**Records provided:**

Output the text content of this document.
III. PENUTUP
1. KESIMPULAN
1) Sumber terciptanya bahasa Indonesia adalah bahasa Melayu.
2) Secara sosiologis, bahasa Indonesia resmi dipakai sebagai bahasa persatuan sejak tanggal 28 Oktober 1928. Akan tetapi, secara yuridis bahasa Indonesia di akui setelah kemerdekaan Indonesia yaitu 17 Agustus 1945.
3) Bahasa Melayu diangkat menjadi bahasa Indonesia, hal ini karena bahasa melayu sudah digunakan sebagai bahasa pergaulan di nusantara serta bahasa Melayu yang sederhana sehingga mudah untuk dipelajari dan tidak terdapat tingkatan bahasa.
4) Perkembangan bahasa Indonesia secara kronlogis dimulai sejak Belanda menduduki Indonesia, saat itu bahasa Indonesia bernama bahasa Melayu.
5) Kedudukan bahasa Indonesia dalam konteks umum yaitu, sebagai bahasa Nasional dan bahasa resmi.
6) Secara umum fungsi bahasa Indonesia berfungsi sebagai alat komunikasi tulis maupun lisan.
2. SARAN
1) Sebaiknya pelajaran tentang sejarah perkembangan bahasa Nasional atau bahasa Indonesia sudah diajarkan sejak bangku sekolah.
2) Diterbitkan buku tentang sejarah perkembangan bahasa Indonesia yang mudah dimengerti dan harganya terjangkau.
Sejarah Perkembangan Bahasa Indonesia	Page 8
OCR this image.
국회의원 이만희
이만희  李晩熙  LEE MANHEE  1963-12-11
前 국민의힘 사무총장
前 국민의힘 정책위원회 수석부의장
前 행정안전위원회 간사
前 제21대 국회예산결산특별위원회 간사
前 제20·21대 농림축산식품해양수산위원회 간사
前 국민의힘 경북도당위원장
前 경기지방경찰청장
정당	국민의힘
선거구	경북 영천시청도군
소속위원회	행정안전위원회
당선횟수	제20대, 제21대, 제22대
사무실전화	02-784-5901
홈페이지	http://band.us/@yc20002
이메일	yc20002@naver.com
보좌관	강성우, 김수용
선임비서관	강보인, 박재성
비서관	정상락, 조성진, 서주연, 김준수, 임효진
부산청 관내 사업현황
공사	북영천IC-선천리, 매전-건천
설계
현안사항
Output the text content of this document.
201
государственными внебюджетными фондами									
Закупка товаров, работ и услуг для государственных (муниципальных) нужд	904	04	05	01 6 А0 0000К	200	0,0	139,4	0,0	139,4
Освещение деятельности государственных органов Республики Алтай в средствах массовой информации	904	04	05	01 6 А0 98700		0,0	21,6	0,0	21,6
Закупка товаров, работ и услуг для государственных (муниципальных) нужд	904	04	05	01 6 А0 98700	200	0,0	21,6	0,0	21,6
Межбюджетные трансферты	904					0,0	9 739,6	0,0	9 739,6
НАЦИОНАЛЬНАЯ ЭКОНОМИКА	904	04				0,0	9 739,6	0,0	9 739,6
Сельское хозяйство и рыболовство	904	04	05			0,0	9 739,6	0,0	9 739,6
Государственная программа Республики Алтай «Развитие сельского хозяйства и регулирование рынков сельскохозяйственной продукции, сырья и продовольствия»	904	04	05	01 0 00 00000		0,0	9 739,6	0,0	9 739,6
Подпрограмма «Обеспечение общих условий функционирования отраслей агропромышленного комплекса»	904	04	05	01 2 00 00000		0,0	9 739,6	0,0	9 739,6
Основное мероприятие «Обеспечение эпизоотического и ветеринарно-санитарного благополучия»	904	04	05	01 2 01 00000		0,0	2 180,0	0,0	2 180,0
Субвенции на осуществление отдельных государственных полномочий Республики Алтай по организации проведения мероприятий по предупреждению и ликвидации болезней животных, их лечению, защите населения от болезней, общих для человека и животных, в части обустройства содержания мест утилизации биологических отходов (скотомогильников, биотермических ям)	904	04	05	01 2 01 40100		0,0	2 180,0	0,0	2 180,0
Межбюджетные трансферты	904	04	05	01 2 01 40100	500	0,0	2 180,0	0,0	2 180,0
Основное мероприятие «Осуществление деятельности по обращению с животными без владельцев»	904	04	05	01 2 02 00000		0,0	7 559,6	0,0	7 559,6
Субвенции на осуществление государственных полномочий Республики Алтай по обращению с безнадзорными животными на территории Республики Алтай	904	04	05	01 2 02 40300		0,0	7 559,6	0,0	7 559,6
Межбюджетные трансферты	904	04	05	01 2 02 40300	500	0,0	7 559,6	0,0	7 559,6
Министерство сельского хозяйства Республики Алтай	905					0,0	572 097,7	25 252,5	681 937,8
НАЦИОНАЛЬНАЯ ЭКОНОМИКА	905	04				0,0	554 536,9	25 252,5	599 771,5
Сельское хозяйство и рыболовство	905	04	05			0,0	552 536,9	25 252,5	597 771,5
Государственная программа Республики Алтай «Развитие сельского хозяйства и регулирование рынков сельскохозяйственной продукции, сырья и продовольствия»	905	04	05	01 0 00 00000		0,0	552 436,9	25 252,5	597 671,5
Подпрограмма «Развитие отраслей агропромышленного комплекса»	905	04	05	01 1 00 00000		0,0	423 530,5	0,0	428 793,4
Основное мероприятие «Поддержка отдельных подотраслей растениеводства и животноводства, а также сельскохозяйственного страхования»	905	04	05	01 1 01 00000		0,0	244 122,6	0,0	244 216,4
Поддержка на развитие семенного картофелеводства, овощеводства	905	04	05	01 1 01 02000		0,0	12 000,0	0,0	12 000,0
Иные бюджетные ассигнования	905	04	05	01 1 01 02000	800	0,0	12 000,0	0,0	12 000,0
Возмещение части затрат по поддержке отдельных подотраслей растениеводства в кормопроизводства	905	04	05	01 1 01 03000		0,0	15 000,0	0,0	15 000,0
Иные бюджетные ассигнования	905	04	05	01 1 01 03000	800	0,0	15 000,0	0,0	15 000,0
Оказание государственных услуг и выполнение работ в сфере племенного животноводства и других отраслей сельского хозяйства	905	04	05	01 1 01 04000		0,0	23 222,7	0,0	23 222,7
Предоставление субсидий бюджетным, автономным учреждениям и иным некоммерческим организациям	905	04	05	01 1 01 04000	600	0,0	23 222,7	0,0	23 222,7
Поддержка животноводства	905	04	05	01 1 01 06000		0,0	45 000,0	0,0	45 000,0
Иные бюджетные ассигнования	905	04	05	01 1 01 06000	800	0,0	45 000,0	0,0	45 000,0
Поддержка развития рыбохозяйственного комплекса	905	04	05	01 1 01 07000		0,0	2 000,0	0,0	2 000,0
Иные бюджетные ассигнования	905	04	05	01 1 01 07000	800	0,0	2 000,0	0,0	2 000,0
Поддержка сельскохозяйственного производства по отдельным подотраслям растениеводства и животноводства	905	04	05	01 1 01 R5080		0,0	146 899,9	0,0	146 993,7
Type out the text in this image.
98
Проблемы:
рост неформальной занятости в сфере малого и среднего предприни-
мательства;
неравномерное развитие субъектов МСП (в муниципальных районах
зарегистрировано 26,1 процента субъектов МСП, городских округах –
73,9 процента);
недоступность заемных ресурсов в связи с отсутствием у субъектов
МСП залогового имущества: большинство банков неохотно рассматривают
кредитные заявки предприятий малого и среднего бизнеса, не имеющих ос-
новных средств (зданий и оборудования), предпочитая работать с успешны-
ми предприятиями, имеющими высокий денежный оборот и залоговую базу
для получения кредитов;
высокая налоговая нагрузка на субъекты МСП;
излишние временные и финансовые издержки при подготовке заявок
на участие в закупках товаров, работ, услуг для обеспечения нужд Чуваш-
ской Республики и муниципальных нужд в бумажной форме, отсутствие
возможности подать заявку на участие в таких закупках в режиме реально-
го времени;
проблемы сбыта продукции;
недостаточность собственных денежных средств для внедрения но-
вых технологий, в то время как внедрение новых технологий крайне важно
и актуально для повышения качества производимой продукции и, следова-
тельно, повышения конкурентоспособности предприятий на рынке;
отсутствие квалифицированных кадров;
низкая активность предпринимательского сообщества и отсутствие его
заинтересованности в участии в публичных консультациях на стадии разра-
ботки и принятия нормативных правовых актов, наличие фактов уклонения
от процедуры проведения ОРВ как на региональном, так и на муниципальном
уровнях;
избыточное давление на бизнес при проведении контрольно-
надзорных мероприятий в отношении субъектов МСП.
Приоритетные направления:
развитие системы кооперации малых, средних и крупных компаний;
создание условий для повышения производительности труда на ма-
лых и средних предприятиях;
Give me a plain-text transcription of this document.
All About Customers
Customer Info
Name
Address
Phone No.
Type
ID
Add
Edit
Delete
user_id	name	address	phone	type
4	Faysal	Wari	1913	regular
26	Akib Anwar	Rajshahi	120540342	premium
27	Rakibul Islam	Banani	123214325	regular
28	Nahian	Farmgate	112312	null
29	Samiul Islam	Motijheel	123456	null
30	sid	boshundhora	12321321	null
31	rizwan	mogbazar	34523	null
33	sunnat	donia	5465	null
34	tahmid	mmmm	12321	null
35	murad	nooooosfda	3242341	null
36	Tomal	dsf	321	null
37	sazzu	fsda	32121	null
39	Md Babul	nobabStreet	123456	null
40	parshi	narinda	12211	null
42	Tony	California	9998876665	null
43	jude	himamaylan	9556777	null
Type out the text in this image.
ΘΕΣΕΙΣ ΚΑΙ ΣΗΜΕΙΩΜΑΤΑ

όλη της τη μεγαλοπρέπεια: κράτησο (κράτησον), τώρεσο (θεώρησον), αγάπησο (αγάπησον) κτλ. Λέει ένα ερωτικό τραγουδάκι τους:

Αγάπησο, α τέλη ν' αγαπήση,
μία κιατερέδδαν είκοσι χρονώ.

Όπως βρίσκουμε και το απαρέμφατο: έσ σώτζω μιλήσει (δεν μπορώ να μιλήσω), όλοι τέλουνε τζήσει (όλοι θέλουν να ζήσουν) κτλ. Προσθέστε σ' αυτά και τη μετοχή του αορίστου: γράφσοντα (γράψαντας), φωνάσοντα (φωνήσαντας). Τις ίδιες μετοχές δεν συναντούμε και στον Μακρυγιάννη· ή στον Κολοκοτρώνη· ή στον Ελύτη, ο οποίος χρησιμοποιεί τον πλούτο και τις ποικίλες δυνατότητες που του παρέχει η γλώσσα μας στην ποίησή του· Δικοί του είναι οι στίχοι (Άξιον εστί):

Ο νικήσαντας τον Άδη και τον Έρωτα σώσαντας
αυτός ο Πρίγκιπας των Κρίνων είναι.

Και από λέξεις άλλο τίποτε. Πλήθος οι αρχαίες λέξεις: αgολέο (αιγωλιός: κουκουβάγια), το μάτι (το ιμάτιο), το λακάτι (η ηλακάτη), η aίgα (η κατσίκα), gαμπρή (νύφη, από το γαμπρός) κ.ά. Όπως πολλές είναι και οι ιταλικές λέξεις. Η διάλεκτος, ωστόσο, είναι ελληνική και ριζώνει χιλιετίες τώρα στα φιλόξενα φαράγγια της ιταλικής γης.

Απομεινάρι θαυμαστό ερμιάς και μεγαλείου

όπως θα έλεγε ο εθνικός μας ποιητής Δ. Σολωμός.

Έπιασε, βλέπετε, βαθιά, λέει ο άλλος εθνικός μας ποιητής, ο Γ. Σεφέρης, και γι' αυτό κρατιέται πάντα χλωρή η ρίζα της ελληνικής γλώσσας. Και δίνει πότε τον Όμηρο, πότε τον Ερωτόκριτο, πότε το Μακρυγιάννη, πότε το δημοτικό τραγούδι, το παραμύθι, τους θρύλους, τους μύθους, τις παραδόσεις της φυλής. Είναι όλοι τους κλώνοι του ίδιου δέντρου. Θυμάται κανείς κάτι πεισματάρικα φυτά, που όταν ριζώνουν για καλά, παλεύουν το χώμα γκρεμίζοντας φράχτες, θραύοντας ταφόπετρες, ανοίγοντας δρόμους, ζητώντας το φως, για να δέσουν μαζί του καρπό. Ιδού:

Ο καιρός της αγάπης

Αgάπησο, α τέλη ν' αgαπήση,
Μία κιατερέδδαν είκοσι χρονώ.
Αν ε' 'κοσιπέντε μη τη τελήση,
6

**What you should do:** Pick out all the lines with the word "Islam" in them and copy them.

**Problem solution:**
27	Rakibul Islam	Banani	123214325	regular
29	Samiul Islam	Motijheel	123456	null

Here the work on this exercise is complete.